PROBLEM TO WORK ON = Copy each line of the records that holds the string "Господа".

***** DATASET RECORDS

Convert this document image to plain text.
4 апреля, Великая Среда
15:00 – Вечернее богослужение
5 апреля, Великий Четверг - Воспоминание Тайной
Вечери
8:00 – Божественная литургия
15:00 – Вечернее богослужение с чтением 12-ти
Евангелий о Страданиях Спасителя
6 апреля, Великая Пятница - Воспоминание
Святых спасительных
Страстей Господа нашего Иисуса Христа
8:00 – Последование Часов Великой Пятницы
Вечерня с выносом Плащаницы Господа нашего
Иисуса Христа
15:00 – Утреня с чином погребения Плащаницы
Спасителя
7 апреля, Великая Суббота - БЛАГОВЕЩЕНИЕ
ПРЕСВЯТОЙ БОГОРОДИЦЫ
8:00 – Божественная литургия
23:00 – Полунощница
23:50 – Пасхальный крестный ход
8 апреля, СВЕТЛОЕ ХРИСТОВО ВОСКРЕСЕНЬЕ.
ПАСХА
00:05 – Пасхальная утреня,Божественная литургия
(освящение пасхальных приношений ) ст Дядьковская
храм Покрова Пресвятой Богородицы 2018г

**********

REPLY TO THE TASK =
Страстей Господа нашего Иисуса Христа
Вечерня с выносом Плащаницы Господа нашего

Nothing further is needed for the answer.